--- START OF Records provided ---
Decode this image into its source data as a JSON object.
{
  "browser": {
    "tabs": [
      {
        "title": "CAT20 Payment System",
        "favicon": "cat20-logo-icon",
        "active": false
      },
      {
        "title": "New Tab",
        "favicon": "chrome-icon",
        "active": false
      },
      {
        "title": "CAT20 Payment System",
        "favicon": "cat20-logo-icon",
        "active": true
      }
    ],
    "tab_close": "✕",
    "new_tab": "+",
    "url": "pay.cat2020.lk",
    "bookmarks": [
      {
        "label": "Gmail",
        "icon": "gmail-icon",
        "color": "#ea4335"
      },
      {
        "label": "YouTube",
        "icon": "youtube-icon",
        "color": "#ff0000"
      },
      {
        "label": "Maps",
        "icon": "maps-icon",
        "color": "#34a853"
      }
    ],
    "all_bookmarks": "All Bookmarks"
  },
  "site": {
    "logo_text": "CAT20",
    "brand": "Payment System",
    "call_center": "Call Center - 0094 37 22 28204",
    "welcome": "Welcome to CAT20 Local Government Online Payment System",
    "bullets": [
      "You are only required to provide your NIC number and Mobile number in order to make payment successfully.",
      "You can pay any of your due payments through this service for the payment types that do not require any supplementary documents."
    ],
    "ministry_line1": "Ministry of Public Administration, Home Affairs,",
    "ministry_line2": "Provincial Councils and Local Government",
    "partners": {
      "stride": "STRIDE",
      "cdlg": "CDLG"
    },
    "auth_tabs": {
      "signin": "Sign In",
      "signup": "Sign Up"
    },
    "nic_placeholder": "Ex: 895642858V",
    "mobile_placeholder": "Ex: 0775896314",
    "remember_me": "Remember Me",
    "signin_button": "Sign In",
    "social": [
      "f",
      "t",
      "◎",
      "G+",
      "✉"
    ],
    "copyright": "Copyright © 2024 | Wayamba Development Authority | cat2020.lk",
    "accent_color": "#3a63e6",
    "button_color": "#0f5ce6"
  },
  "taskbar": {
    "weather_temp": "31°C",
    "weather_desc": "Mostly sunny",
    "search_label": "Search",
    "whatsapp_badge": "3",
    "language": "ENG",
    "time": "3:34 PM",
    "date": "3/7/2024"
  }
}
--- END OF Records provided ---
Copy out each line of the data containing the string "your".

Result:
      "You are only required to provide your NIC number and Mobile number in order to make payment successfully.",
      "You can pay any of your due payments through this service for the payment types that do not require any supplementary documents."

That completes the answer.